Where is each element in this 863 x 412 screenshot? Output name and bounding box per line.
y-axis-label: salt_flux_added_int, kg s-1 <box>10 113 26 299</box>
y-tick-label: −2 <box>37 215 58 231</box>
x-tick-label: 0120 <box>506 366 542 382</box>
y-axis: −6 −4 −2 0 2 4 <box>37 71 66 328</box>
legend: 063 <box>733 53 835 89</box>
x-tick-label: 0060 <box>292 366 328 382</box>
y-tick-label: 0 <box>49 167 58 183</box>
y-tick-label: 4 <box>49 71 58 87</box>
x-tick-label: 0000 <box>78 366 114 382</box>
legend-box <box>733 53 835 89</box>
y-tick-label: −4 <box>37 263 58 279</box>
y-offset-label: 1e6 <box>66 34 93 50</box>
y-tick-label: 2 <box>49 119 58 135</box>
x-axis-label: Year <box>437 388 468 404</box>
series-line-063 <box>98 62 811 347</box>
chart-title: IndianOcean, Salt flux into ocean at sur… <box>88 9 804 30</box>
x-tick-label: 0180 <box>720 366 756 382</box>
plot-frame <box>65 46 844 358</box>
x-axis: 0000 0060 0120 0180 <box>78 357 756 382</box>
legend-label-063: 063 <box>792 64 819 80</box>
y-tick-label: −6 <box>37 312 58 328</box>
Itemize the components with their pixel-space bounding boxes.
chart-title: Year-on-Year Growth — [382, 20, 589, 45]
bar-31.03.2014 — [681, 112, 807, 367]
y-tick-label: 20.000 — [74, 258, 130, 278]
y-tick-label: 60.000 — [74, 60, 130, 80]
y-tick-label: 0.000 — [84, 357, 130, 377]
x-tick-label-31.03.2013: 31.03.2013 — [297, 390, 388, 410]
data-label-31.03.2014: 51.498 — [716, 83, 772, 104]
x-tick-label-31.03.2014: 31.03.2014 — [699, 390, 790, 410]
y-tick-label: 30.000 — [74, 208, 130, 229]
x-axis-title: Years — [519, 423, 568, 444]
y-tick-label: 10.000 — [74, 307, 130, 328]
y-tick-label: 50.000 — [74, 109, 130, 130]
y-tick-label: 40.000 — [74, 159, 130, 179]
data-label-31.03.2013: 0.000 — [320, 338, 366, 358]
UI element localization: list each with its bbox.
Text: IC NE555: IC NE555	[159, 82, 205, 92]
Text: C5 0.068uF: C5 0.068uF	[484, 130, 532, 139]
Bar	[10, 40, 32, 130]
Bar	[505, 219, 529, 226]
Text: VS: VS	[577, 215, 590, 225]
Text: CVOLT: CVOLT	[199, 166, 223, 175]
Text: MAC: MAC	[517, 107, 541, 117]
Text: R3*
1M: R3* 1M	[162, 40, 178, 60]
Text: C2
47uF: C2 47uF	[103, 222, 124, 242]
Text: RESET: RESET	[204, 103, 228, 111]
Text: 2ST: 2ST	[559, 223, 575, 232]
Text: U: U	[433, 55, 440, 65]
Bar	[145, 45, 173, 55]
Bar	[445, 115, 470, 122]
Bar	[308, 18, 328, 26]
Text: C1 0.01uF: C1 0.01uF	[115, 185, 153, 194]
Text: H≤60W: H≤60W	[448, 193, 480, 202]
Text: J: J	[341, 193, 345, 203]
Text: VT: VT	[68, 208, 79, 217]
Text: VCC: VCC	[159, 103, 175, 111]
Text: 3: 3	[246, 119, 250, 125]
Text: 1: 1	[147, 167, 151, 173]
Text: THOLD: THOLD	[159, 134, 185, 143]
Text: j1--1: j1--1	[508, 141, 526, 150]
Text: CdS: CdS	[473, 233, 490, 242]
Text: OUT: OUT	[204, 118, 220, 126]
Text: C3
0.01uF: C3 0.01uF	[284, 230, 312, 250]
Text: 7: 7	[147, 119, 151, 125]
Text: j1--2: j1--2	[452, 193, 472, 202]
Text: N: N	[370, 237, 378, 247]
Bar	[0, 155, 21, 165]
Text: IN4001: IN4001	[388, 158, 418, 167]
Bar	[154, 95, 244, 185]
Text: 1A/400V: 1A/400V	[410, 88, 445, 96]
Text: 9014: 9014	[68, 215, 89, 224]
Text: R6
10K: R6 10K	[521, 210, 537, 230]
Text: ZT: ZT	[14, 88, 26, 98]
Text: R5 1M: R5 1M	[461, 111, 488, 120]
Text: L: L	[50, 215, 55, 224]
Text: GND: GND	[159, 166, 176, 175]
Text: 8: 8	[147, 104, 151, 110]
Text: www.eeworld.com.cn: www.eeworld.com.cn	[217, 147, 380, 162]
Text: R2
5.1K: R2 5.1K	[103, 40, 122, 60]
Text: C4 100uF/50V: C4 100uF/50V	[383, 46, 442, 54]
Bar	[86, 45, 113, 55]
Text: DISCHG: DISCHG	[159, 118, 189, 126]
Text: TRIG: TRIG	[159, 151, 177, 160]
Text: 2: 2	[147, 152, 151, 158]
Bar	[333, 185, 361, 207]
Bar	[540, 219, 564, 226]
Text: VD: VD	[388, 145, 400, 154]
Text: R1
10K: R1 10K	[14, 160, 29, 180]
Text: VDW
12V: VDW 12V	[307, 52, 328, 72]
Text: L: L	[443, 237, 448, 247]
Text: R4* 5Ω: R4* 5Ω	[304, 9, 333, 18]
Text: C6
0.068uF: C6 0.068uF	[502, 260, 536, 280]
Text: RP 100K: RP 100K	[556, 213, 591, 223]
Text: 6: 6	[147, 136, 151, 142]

------------

▶ The request:
Format every line of the records above as a JSON array of strings, with one string per line and blank lines omitted.

▶ Written response:
[
  "Where is each element in this 863 x 412 screenshot? Output name and bounding box per line.",
  "y-axis-label: salt_flux_added_int, kg s-1 <box>10 113 26 299</box>",
  "y-tick-label: −2 <box>37 215 58 231</box>",
  "x-tick-label: 0120 <box>506 366 542 382</box>",
  "y-axis: −6 −4 −2 0 2 4 <box>37 71 66 328</box>",
  "legend: 063 <box>733 53 835 89</box>",
  "x-tick-label: 0060 <box>292 366 328 382</box>",
  "y-tick-label: 0 <box>49 167 58 183</box>",
  "y-tick-label: 4 <box>49 71 58 87</box>",
  "x-tick-label: 0000 <box>78 366 114 382</box>",
  "legend-box <box>733 53 835 89</box>",
  "y-tick-label: −4 <box>37 263 58 279</box>",
  "y-offset-label: 1e6 <box>66 34 93 50</box>",
  "y-tick-label: 2 <box>49 119 58 135</box>",
  "x-axis-label: Year <box>437 388 468 404</box>",
  "series-line-063 <box>98 62 811 347</box>",
  "chart-title: IndianOcean, Salt flux into ocean at sur… <box>88 9 804 30</box>",
  "x-tick-label: 0180 <box>720 366 756 382</box>",
  "plot-frame <box>65 46 844 358</box>",
  "x-axis: 0000 0060 0120 0180 <box>78 357 756 382</box>",
  "legend-label-063: 063 <box>792 64 819 80</box>",
  "y-tick-label: −6 <box>37 312 58 328</box>",
  "Itemize the components with their pixel-space bounding boxes.",
  "chart-title: Year-on-Year Growth — [382, 20, 589, 45]",
  "bar-31.03.2014 — [681, 112, 807, 367]",
  "y-tick-label: 20.000 — [74, 258, 130, 278]",
  "y-tick-label: 60.000 — [74, 60, 130, 80]",
  "y-tick-label: 0.000 — [84, 357, 130, 377]",
  "x-tick-label-31.03.2013: 31.03.2013 — [297, 390, 388, 410]",
  "data-label-31.03.2014: 51.498 — [716, 83, 772, 104]",
  "x-tick-label-31.03.2014: 31.03.2014 — [699, 390, 790, 410]",
  "y-tick-label: 30.000 — [74, 208, 130, 229]",
  "x-axis-title: Years — [519, 423, 568, 444]",
  "y-tick-label: 10.000 — [74, 307, 130, 328]",
  "y-tick-label: 50.000 — [74, 109, 130, 130]",
  "y-tick-label: 40.000 — [74, 159, 130, 179]",
  "data-label-31.03.2013: 0.000 — [320, 338, 366, 358]",
  "UI element localization: list each with its bbox.",
  "Text: IC NE555: IC NE555\t[159, 82, 205, 92]",
  "Text: C5 0.068uF: C5 0.068uF\t[484, 130, 532, 139]",
  "Bar\t[10, 40, 32, 130]",
  "Bar\t[505, 219, 529, 226]",
  "Text: VS: VS\t[577, 215, 590, 225]",
  "Text: CVOLT: CVOLT\t[199, 166, 223, 175]",
  "Text: MAC: MAC\t[517, 107, 541, 117]",
  "Text: R3*",
  "1M: R3* 1M\t[162, 40, 178, 60]",
  "Text: C2",
  "47uF: C2 47uF\t[103, 222, 124, 242]",
  "Text: RESET: RESET\t[204, 103, 228, 111]",
  "Text: 2ST: 2ST\t[559, 223, 575, 232]",
  "Text: U: U\t[433, 55, 440, 65]",
  "Bar\t[145, 45, 173, 55]",
  "Bar\t[445, 115, 470, 122]",
  "Bar\t[308, 18, 328, 26]",
  "Text: C1 0.01uF: C1 0.01uF\t[115, 185, 153, 194]",
  "Text: H≤60W: H≤60W\t[448, 193, 480, 202]",
  "Text: J: J\t[341, 193, 345, 203]",
  "Text: VT: VT\t[68, 208, 79, 217]",
  "Text: VCC: VCC\t[159, 103, 175, 111]",
  "Text: 3: 3\t[246, 119, 250, 125]",
  "Text: 1: 1\t[147, 167, 151, 173]",
  "Text: THOLD: THOLD\t[159, 134, 185, 143]",
  "Text: j1--1: j1--1\t[508, 141, 526, 150]",
  "Text: CdS: CdS\t[473, 233, 490, 242]",
  "Text: OUT: OUT\t[204, 118, 220, 126]",
  "Text: C3",
  "0.01uF: C3 0.01uF\t[284, 230, 312, 250]",
  "Text: 7: 7\t[147, 119, 151, 125]",
  "Text: j1--2: j1--2\t[452, 193, 472, 202]",
  "Text: N: N\t[370, 237, 378, 247]",
  "Bar\t[0, 155, 21, 165]",
  "Text: IN4001: IN4001\t[388, 158, 418, 167]",
  "Bar\t[154, 95, 244, 185]",
  "Text: 1A/400V: 1A/400V\t[410, 88, 445, 96]",
  "Text: 9014: 9014\t[68, 215, 89, 224]",
  "Text: R6",
  "10K: R6 10K\t[521, 210, 537, 230]",
  "Text: ZT: ZT\t[14, 88, 26, 98]",
  "Text: R5 1M: R5 1M\t[461, 111, 488, 120]",
  "Text: L: L\t[50, 215, 55, 224]",
  "Text: GND: GND\t[159, 166, 176, 175]",
  "Text: 8: 8\t[147, 104, 151, 110]",
  "Text: www.eeworld.com.cn: www.eeworld.com.cn\t[217, 147, 380, 162]",
  "Text: R2",
  "5.1K: R2 5.1K\t[103, 40, 122, 60]",
  "Text: C4 100uF/50V: C4 100uF/50V\t[383, 46, 442, 54]",
  "Bar\t[86, 45, 113, 55]",
  "Text: DISCHG: DISCHG\t[159, 118, 189, 126]",
  "Text: TRIG: TRIG\t[159, 151, 177, 160]",
  "Text: 2: 2\t[147, 152, 151, 158]",
  "Bar\t[333, 185, 361, 207]",
  "Bar\t[540, 219, 564, 226]",
  "Text: VD: VD\t[388, 145, 400, 154]",
  "Text: R1",
  "10K: R1 10K\t[14, 160, 29, 180]",
  "Text: VDW",
  "12V: VDW 12V\t[307, 52, 328, 72]",
  "Text: L: L\t[443, 237, 448, 247]",
  "Text: R4* 5Ω: R4* 5Ω\t[304, 9, 333, 18]",
  "Text: C6",
  "0.068uF: C6 0.068uF\t[502, 260, 536, 280]",
  "Text: RP 100K: RP 100K\t[556, 213, 591, 223]",
  "Text: 6: 6\t[147, 136, 151, 142]"
]